> Aim: Exactly as written, retype the listing below, omitting the pictures.

> Material to process:
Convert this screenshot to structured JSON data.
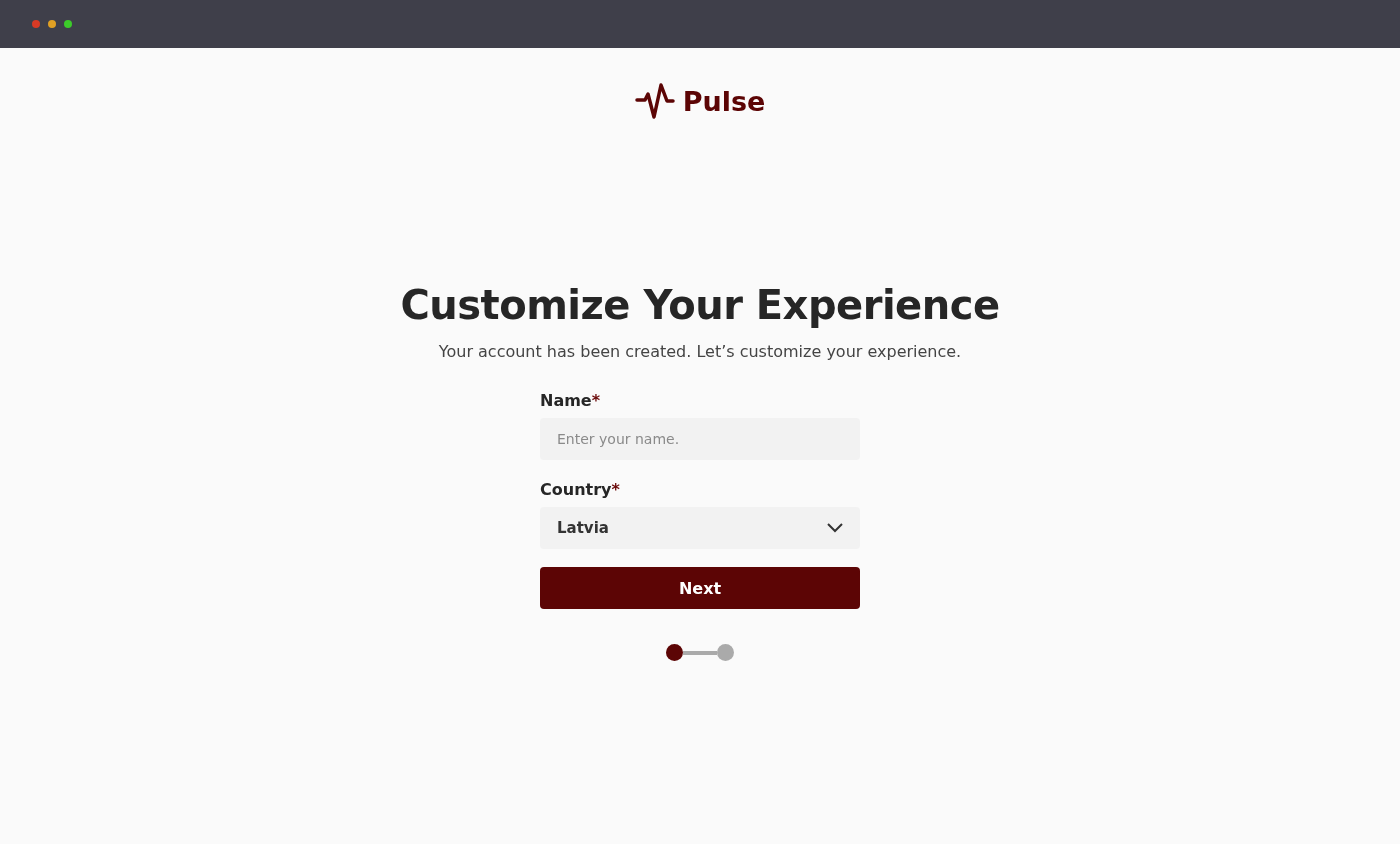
{
  "brand": {
    "name": "Pulse"
  },
  "heading": "Customize Your Experience",
  "subtitle": "Your account has been created. Let’s customize your experience.",
  "fields": [
    {
      "kind": "text",
      "label": "Name",
      "required_mark": "*",
      "placeholder": "Enter your name."
    },
    {
      "kind": "select",
      "label": "Country",
      "required_mark": "*",
      "value": "Latvia"
    }
  ],
  "button": "Next",
  "steps": [
    {
      "selected": true
    },
    {
      "selected": false
    }
  ]
}
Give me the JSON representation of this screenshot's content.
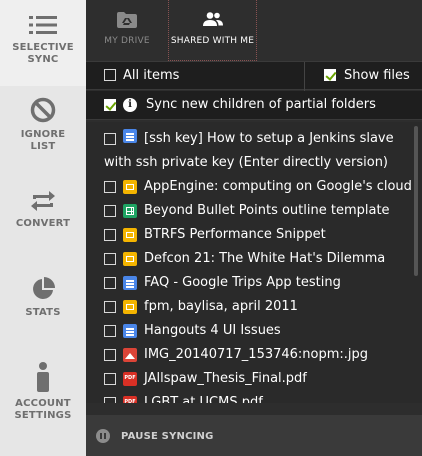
{
  "sidebar": {
    "items": [
      {
        "id": "selective-sync",
        "label_1": "SELECTIVE",
        "label_2": "SYNC",
        "icon": "list-icon",
        "active": true
      },
      {
        "id": "ignore-list",
        "label_1": "IGNORE",
        "label_2": "LIST",
        "icon": "block-icon",
        "active": false
      },
      {
        "id": "convert",
        "label_1": "CONVERT",
        "label_2": "",
        "icon": "convert-icon",
        "active": false
      },
      {
        "id": "stats",
        "label_1": "STATS",
        "label_2": "",
        "icon": "pie-chart-icon",
        "active": false
      },
      {
        "id": "account-settings",
        "label_1": "ACCOUNT",
        "label_2": "SETTINGS",
        "icon": "person-icon",
        "active": false
      }
    ]
  },
  "tabs": {
    "my_drive": "MY DRIVE",
    "shared_with_me": "SHARED WITH ME",
    "active": "shared_with_me"
  },
  "controls": {
    "all_items": {
      "label": "All items",
      "checked": false
    },
    "show_files": {
      "label": "Show files",
      "checked": true
    },
    "sync_new_children": {
      "label": "Sync new children of partial folders",
      "checked": true
    }
  },
  "files": [
    {
      "name": "[ssh key] How to setup a Jenkins slave",
      "name_2": "with ssh private key (Enter directly version)",
      "type": "doc",
      "checked": false
    },
    {
      "name": "AppEngine: computing on Google's cloud",
      "type": "slides",
      "checked": false
    },
    {
      "name": "Beyond Bullet Points outline template",
      "type": "sheet",
      "checked": false
    },
    {
      "name": "BTRFS Performance Snippet",
      "type": "slides",
      "checked": false
    },
    {
      "name": "Defcon 21: The White Hat's Dilemma",
      "type": "slides",
      "checked": false
    },
    {
      "name": "FAQ - Google Trips App testing",
      "type": "doc",
      "checked": false
    },
    {
      "name": "fpm, baylisa, april 2011",
      "type": "slides",
      "checked": false
    },
    {
      "name": "Hangouts 4 UI Issues",
      "type": "doc",
      "checked": false
    },
    {
      "name": "IMG_20140717_153746:nopm:.jpg",
      "type": "image",
      "checked": false
    },
    {
      "name": "JAllspaw_Thesis_Final.pdf",
      "type": "pdf",
      "checked": false
    },
    {
      "name": "LGBT at UCMS.pdf",
      "type": "pdf",
      "checked": false
    }
  ],
  "footer": {
    "pause_label": "PAUSE SYNCING"
  },
  "colors": {
    "check_green": "#6aa300",
    "doc_blue": "#4a86e8",
    "slides_yellow": "#f4b400",
    "sheet_green": "#1fa463",
    "image_red": "#db4437",
    "pdf_red": "#d93025"
  }
}
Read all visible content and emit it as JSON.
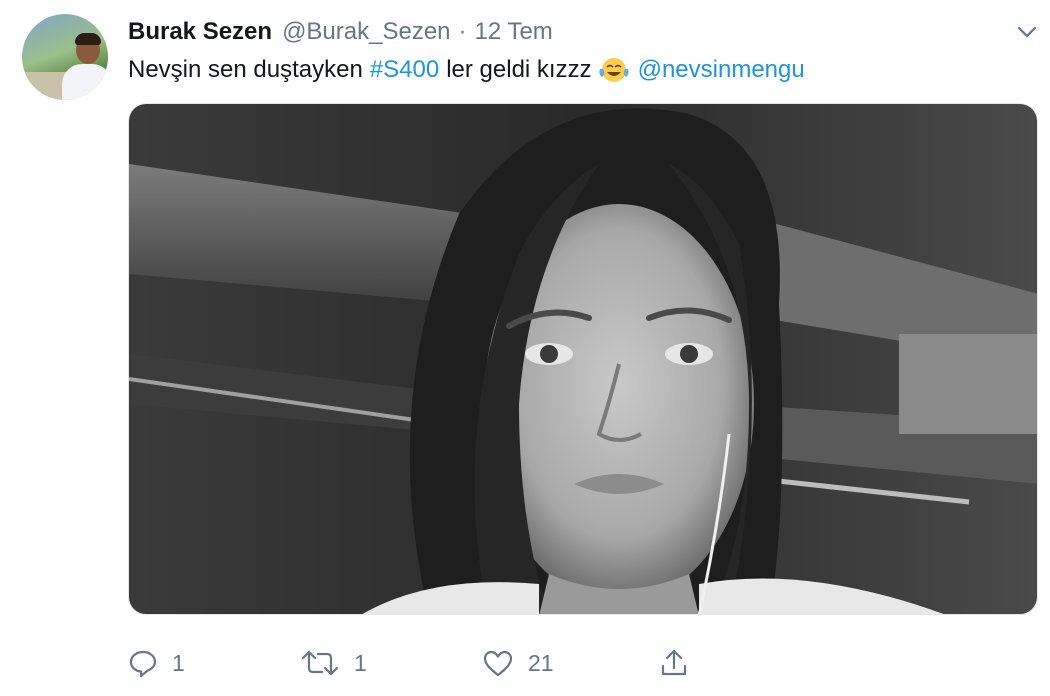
{
  "tweet": {
    "author_name": "Burak Sezen",
    "author_handle": "@Burak_Sezen",
    "separator": "·",
    "date": "12 Tem",
    "text": {
      "part1": "Nevşin sen duştayken",
      "hashtag": "#S400",
      "part2": "ler geldi kızzz",
      "emoji": "face-with-tears-of-joy",
      "mention": "@nevsinmengu"
    },
    "media": {
      "type": "photo",
      "style": "black-and-white"
    },
    "actions": {
      "reply_count": "1",
      "retweet_count": "1",
      "like_count": "21"
    },
    "icons": {
      "menu": "chevron-down-icon",
      "reply": "reply-icon",
      "retweet": "retweet-icon",
      "like": "heart-icon",
      "share": "share-icon"
    }
  },
  "colors": {
    "text": "#14171a",
    "secondary": "#657786",
    "link": "#1b95e0",
    "background": "#ffffff",
    "border": "#e1e8ed"
  }
}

> Right answer:
Convert this screenshot to structured JSON data.
{
  "brand": {
    "name": "Pulse"
  },
  "heading": "Customize Your Experience",
  "subtitle": "Your account has been created. Let’s customize your experience.",
  "fields": [
    {
      "kind": "text",
      "label": "Name",
      "required_mark": "*",
      "placeholder": "Enter your name."
    },
    {
      "kind": "select",
      "label": "Country",
      "required_mark": "*",
      "value": "Latvia"
    }
  ],
  "button": "Next",
  "steps": [
    {
      "selected": true
    },
    {
      "selected": false
    }
  ]
}
Give me the JSON representation of this screenshot's content.
{
  "sidebar": {
    "items": [
      {
        "id": "selective-sync",
        "label_1": "SELECTIVE",
        "label_2": "SYNC",
        "icon": "list-icon",
        "active": true
      },
      {
        "id": "ignore-list",
        "label_1": "IGNORE",
        "label_2": "LIST",
        "icon": "block-icon",
        "active": false
      },
      {
        "id": "convert",
        "label_1": "CONVERT",
        "label_2": "",
        "icon": "convert-icon",
        "active": false
      },
      {
        "id": "stats",
        "label_1": "STATS",
        "label_2": "",
        "icon": "pie-chart-icon",
        "active": false
      },
      {
        "id": "account-settings",
        "label_1": "ACCOUNT",
        "label_2": "SETTINGS",
        "icon": "person-icon",
        "active": false
      }
    ]
  },
  "tabs": {
    "my_drive": "MY DRIVE",
    "shared_with_me": "SHARED WITH ME",
    "active": "shared_with_me"
  },
  "controls": {
    "all_items": {
      "label": "All items",
      "checked": false
    },
    "show_files": {
      "label": "Show files",
      "checked": true
    },
    "sync_new_children": {
      "label": "Sync new children of partial folders",
      "checked": true
    }
  },
  "files": [
    {
      "name": "[ssh key] How to setup a Jenkins slave",
      "name_2": "with ssh private key (Enter directly version)",
      "type": "doc",
      "checked": false
    },
    {
      "name": "AppEngine: computing on Google's cloud",
      "type": "slides",
      "checked": false
    },
    {
      "name": "Beyond Bullet Points outline template",
      "type": "sheet",
      "checked": false
    },
    {
      "name": "BTRFS Performance Snippet",
      "type": "slides",
      "checked": false
    },
    {
      "name": "Defcon 21: The White Hat's Dilemma",
      "type": "slides",
      "checked": false
    },
    {
      "name": "FAQ - Google Trips App testing",
      "type": "doc",
      "checked": false
    },
    {
      "name": "fpm, baylisa, april 2011",
      "type": "slides",
      "checked": false
    },
    {
      "name": "Hangouts 4 UI Issues",
      "type": "doc",
      "checked": false
    },
    {
      "name": "IMG_20140717_153746:nopm:.jpg",
      "type": "image",
      "checked": false
    },
    {
      "name": "JAllspaw_Thesis_Final.pdf",
      "type": "pdf",
      "checked": false
    },
    {
      "name": "LGBT at UCMS.pdf",
      "type": "pdf",
      "checked": false
    }
  ],
  "footer": {
    "pause_label": "PAUSE SYNCING"
  },
  "colors": {
    "check_green": "#6aa300",
    "doc_blue": "#4a86e8",
    "slides_yellow": "#f4b400",
    "sheet_green": "#1fa463",
    "image_red": "#db4437",
    "pdf_red": "#d93025"
  }
}
Read all visible content and emit it as JSON.
{
  "tweet": {
    "author_name": "Burak Sezen",
    "author_handle": "@Burak_Sezen",
    "separator": "·",
    "date": "12 Tem",
    "text": {
      "part1": "Nevşin sen duştayken",
      "hashtag": "#S400",
      "part2": "ler geldi kızzz",
      "emoji": "face-with-tears-of-joy",
      "mention": "@nevsinmengu"
    },
    "media": {
      "type": "photo",
      "style": "black-and-white"
    },
    "actions": {
      "reply_count": "1",
      "retweet_count": "1",
      "like_count": "21"
    },
    "icons": {
      "menu": "chevron-down-icon",
      "reply": "reply-icon",
      "retweet": "retweet-icon",
      "like": "heart-icon",
      "share": "share-icon"
    }
  },
  "colors": {
    "text": "#14171a",
    "secondary": "#657786",
    "link": "#1b95e0",
    "background": "#ffffff",
    "border": "#e1e8ed"
  }
}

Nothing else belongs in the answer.